- _PROVIDED MATERIAL_
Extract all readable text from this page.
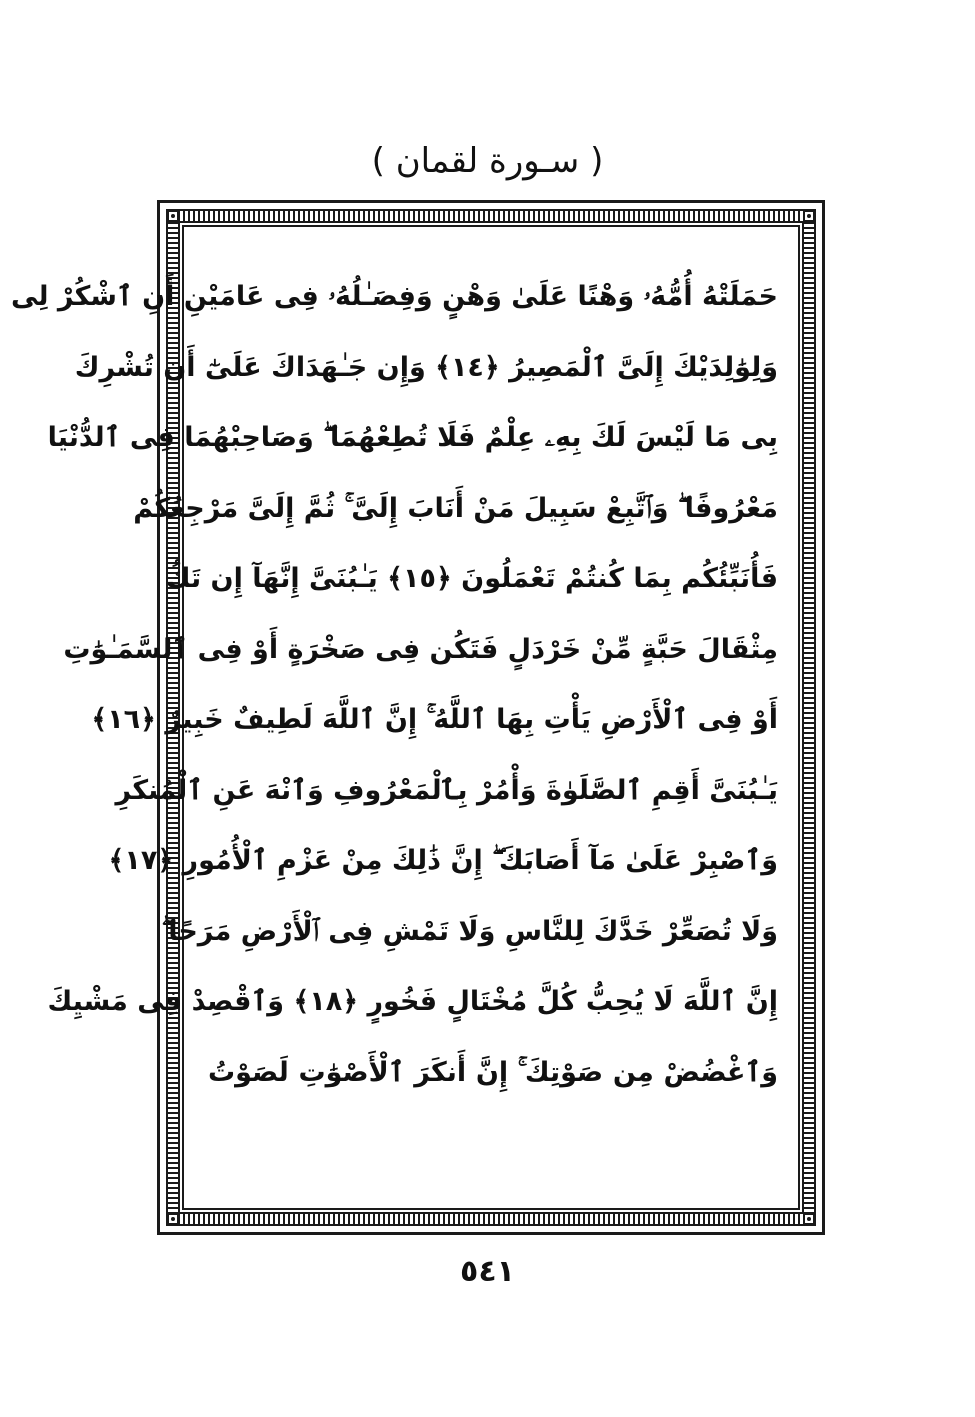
( سـورة لقمان )
حَمَلَتْهُ أُمُّهُۥ وَهْنًا عَلَىٰ وَهْنٍ وَفِصَـٰلُهُۥ فِى عَامَيْنِ أَنِ ٱشْكُرْ لِى
وَلِوَٰلِدَيْكَ إِلَىَّ ٱلْمَصِيرُ ﴿١٤﴾ وَإِن جَـٰهَدَاكَ عَلَىٰٓ أَن تُشْرِكَ
بِى مَا لَيْسَ لَكَ بِهِۦ عِلْمٌ فَلَا تُطِعْهُمَا ۖ وَصَاحِبْهُمَا فِى ٱلدُّنْيَا
مَعْرُوفًا ۖ وَٱتَّبِعْ سَبِيلَ مَنْ أَنَابَ إِلَىَّ ۚ ثُمَّ إِلَىَّ مَرْجِعُكُمْ
فَأُنَبِّئُكُم بِمَا كُنتُمْ تَعْمَلُونَ ﴿١٥﴾ يَـٰبُنَىَّ إِنَّهَآ إِن تَكُ
مِثْقَالَ حَبَّةٍ مِّنْ خَرْدَلٍ فَتَكُن فِى صَخْرَةٍ أَوْ فِى ٱلسَّمَـٰوَٰتِ
أَوْ فِى ٱلْأَرْضِ يَأْتِ بِهَا ٱللَّهُ ۚ إِنَّ ٱللَّهَ لَطِيفٌ خَبِيرٌ ﴿١٦﴾
يَـٰبُنَىَّ أَقِمِ ٱلصَّلَوٰةَ وَأْمُرْ بِٱلْمَعْرُوفِ وَٱنْهَ عَنِ ٱلْمُنكَرِ
وَٱصْبِرْ عَلَىٰ مَآ أَصَابَكَ ۖ إِنَّ ذَٰلِكَ مِنْ عَزْمِ ٱلْأُمُورِ ﴿١٧﴾
وَلَا تُصَعِّرْ خَدَّكَ لِلنَّاسِ وَلَا تَمْشِ فِى ٱلْأَرْضِ مَرَحًا ۖ
إِنَّ ٱللَّهَ لَا يُحِبُّ كُلَّ مُخْتَالٍ فَخُورٍ ﴿١٨﴾ وَٱقْصِدْ فِى مَشْيِكَ
وَٱغْضُضْ مِن صَوْتِكَ ۚ إِنَّ أَنكَرَ ٱلْأَصْوَٰتِ لَصَوْتُ
٥٤١
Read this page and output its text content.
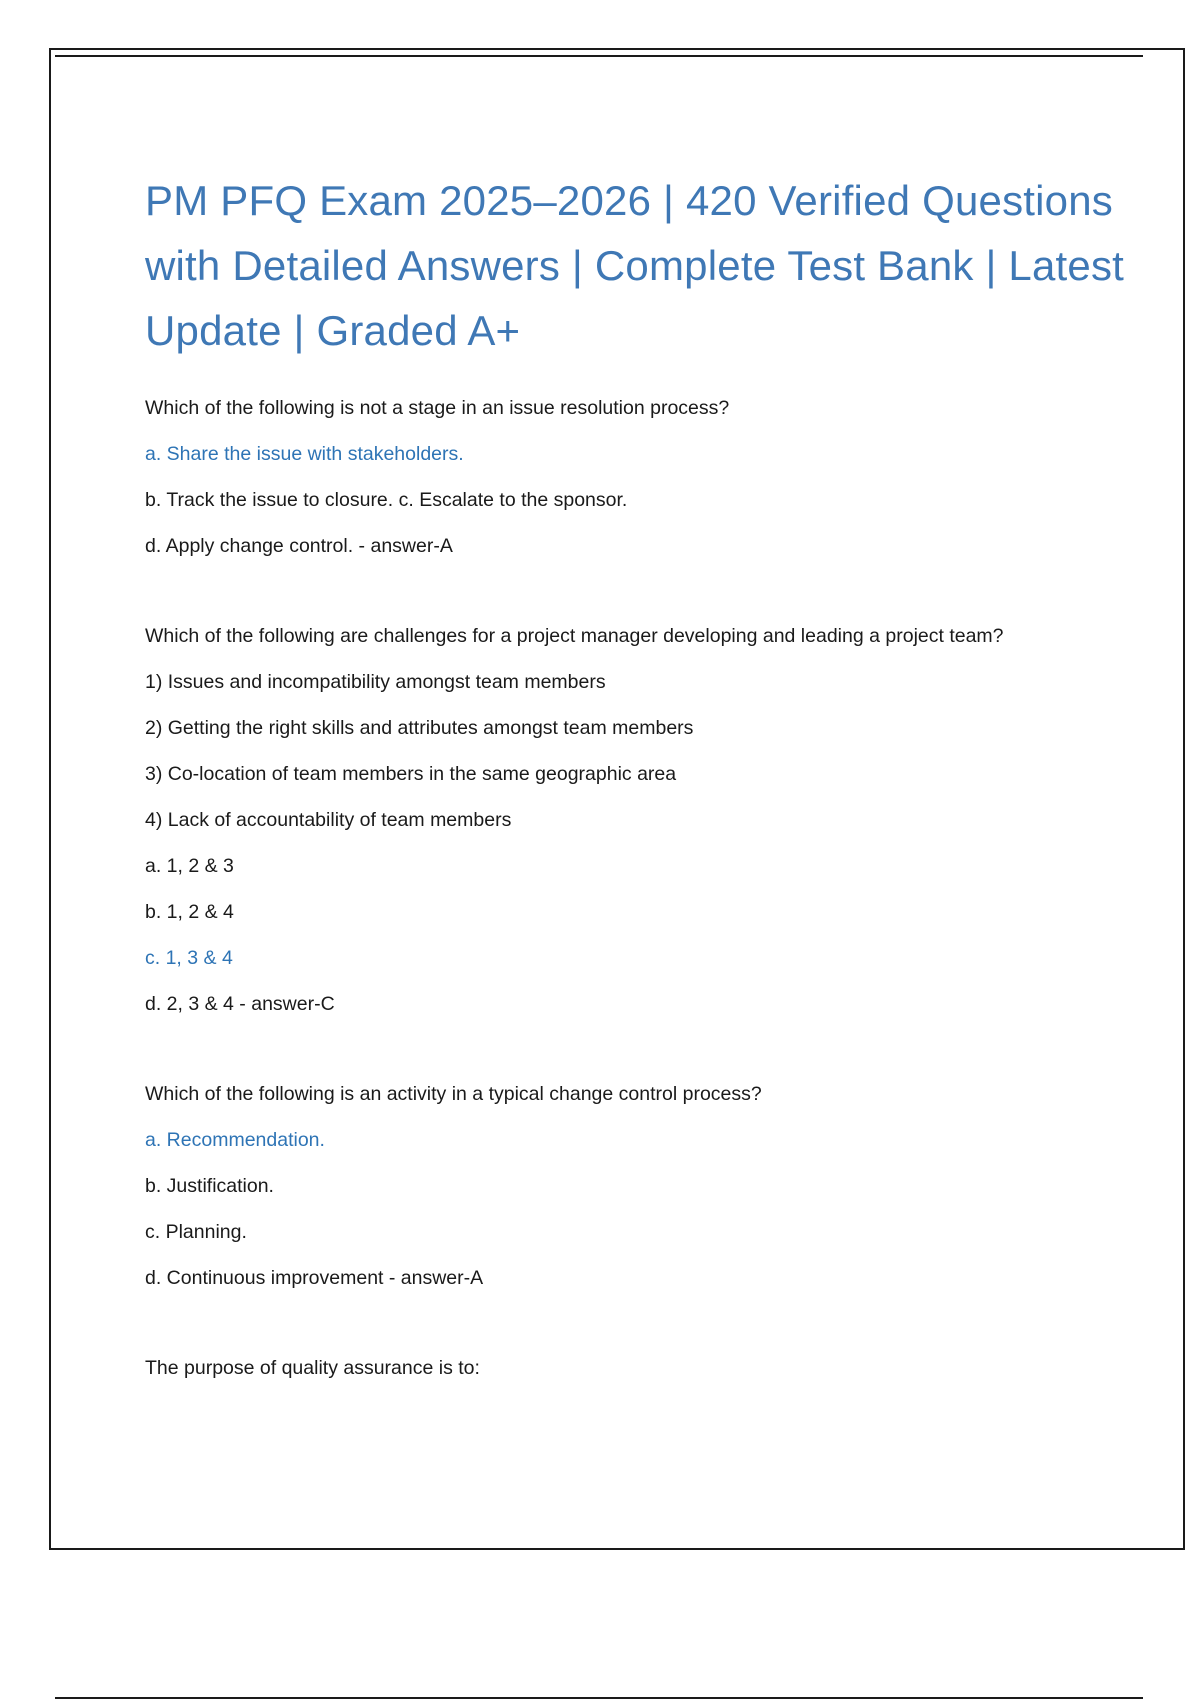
PM PFQ Exam 2025–2026 | 420 Verified Questions with Detailed Answers | Complete Test Bank | Latest Update | Graded A+
Which of the following is not a stage in an issue resolution process?
a. Share the issue with stakeholders.
b. Track the issue to closure. c. Escalate to the sponsor.
d. Apply change control. - answer-A
Which of the following are challenges for a project manager developing and leading a project team?
1) Issues and incompatibility amongst team members
2) Getting the right skills and attributes amongst team members
3) Co-location of team members in the same geographic area
4) Lack of accountability of team members
a. 1, 2 & 3
b. 1, 2 & 4
c. 1, 3 & 4
d. 2, 3 & 4 - answer-C
Which of the following is an activity in a typical change control process?
a. Recommendation.
b. Justification.
c. Planning.
d. Continuous improvement - answer-A
The purpose of quality assurance is to:
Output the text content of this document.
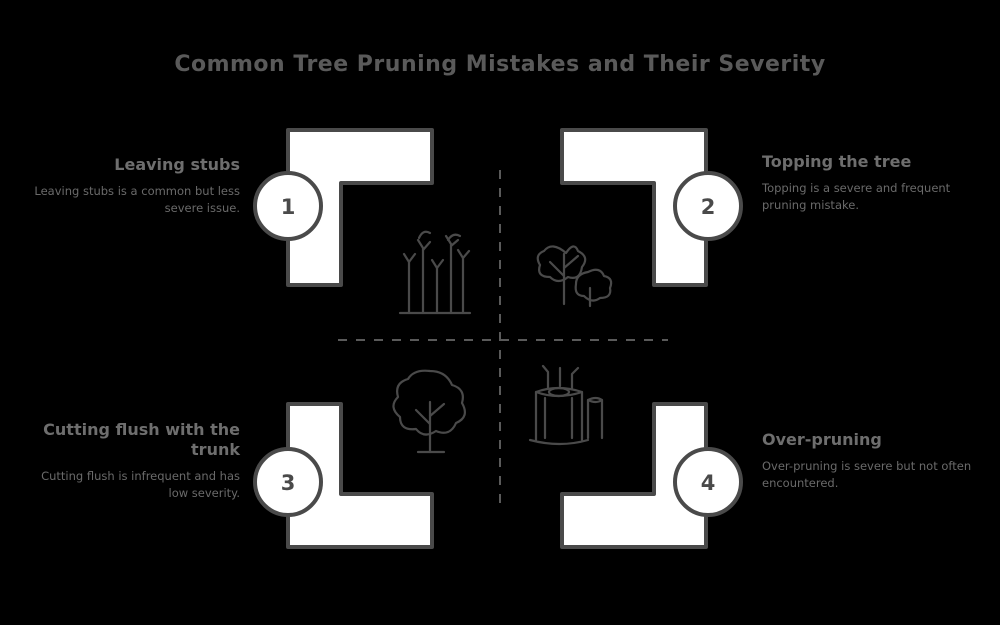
Common Tree Pruning Mistakes and Their Severity
1	2
3	4
Leaving stubs
Leaving stubs is a common but less severe issue.
Topping the tree
Topping is a severe and frequent pruning mistake.
Cutting flush with the trunk
Cutting flush is infrequent and has low severity.
Over-pruning
Over-pruning is severe but not often encountered.
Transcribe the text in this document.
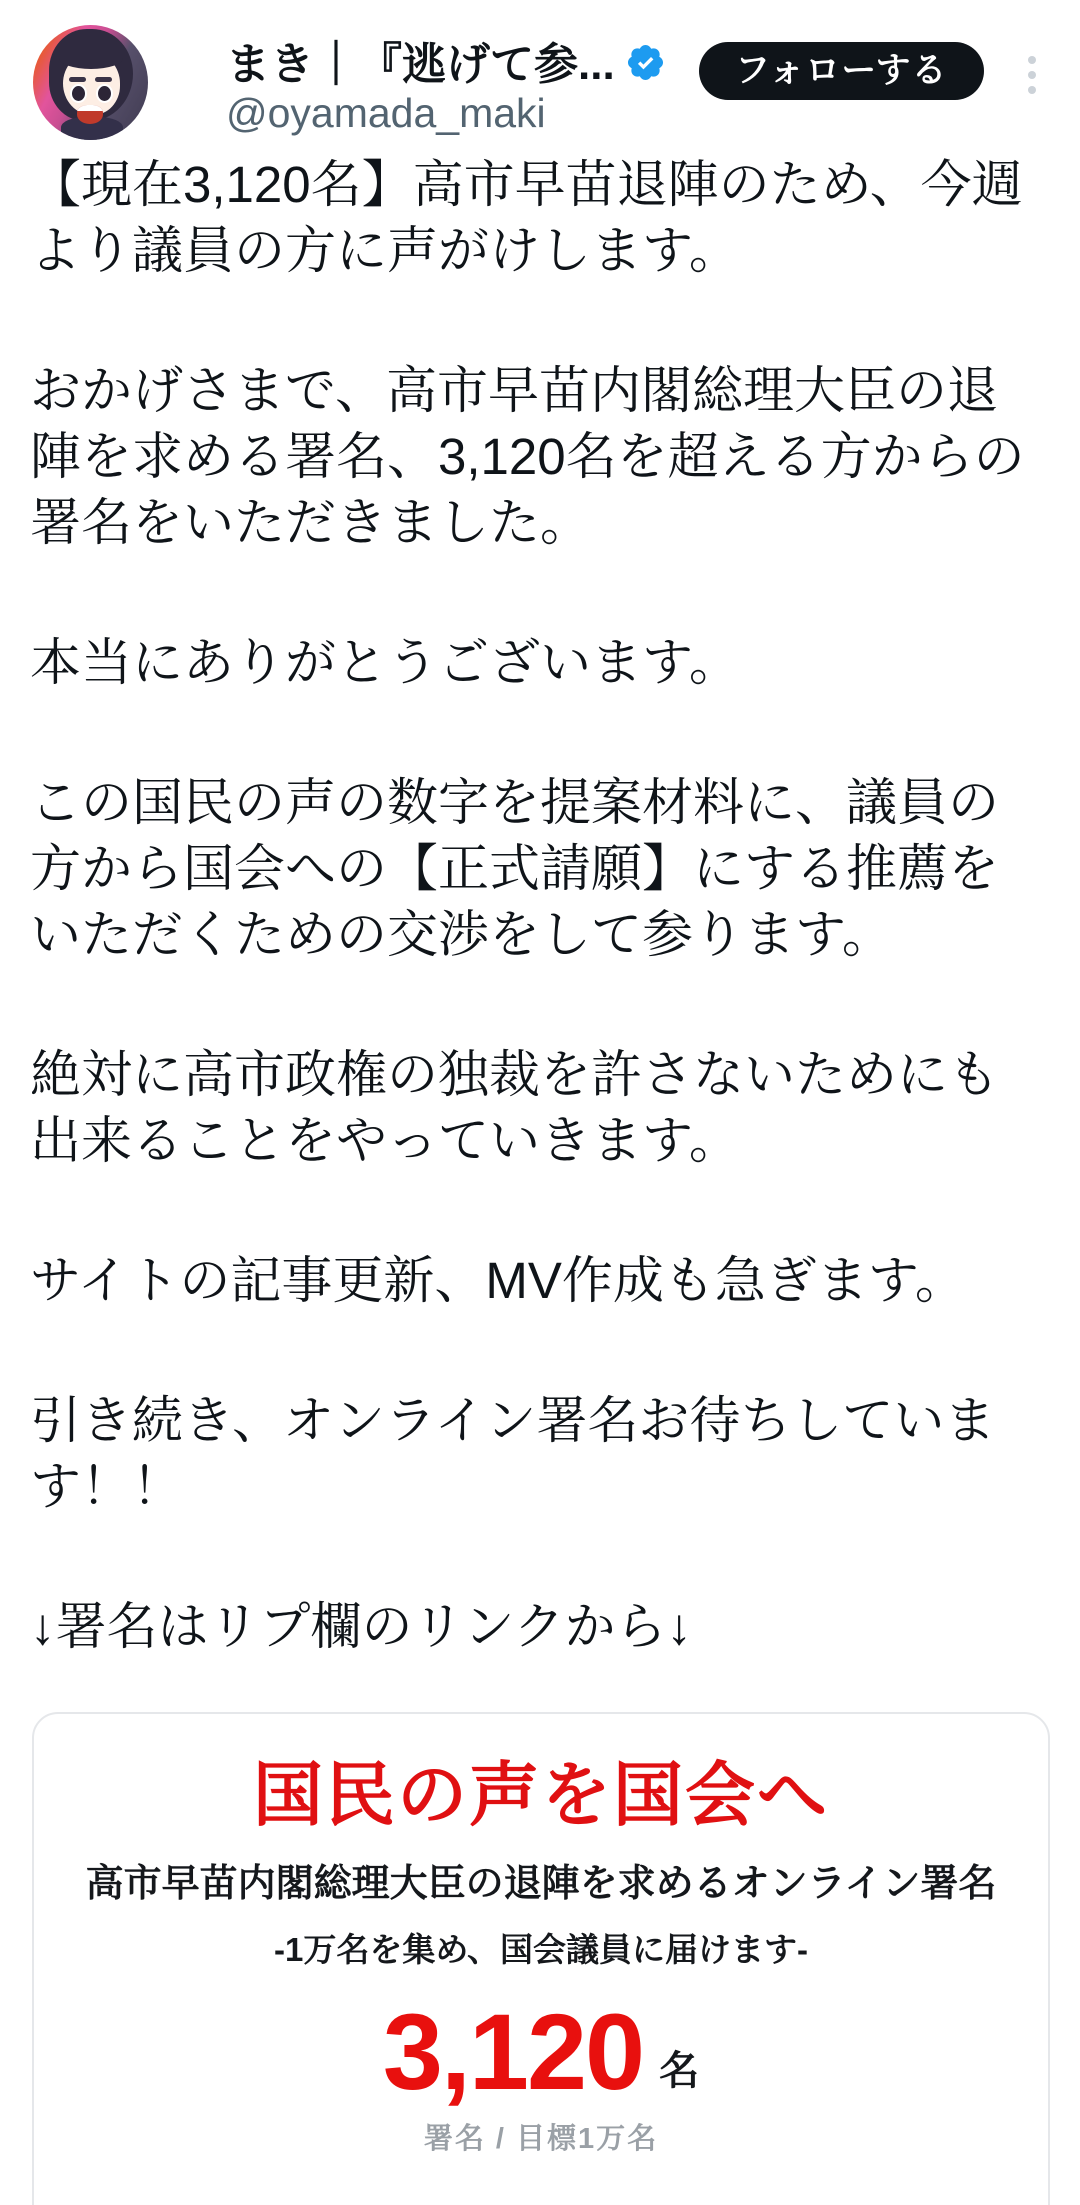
まき｜『逃げて参...
@oyamada_maki
フォローする

【現在3,120名】高市早苗退陣のため、今週より議員の方に声がけします。

おかげさまで、高市早苗内閣総理大臣の退陣を求める署名、3,120名を超える方からの署名をいただきました。

本当にありがとうございます。

この国民の声の数字を提案材料に、議員の方から国会への【正式請願】にする推薦をいただくための交渉をして参ります。

絶対に高市政権の独裁を許さないためにも出来ることをやっていきます。

サイトの記事更新、MV作成も急ぎます。

引き続き、オンライン署名お待ちしています！！

↓署名はリプ欄のリンクから↓

国民の声を国会へ

高市早苗内閣総理大臣の退陣を求めるオンライン署名

-1万名を集め、国会議員に届けます-

3,120 名

署名 / 目標1万名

- _WHAT NEEDS TO BE DONE_
List each line of the entries that holds the string "Leaving".

- _OUTPUT BELOW_
Leaving stubs
Leaving stubs is a common but less severe issue.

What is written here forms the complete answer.